• _Available records_:
========================================================================
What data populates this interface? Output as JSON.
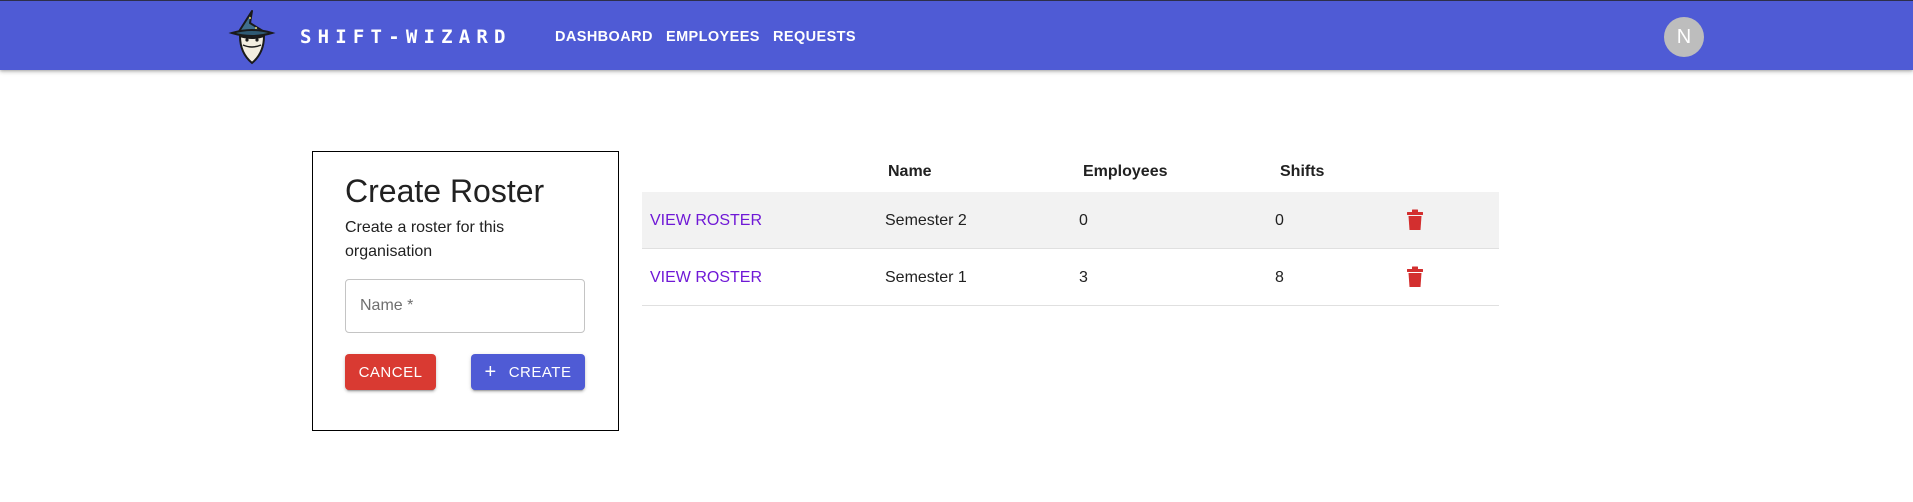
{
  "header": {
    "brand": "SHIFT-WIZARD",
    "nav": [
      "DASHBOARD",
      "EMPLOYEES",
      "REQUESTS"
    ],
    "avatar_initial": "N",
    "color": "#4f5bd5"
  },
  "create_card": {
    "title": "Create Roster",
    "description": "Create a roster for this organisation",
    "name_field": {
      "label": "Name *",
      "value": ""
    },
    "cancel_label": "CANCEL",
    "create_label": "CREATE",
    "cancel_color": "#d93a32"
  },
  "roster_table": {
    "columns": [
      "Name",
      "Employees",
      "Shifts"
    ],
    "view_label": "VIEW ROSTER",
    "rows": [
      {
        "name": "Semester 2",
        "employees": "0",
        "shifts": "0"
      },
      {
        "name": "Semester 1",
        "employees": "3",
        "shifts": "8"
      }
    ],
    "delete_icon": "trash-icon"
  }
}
========================================================================
• _Problem to solve_:
Select every line where the word "this" occurs.

• _Reply to the task_:
What data populates this interface? Output as JSON.
    "description": "Create a roster for this organisation",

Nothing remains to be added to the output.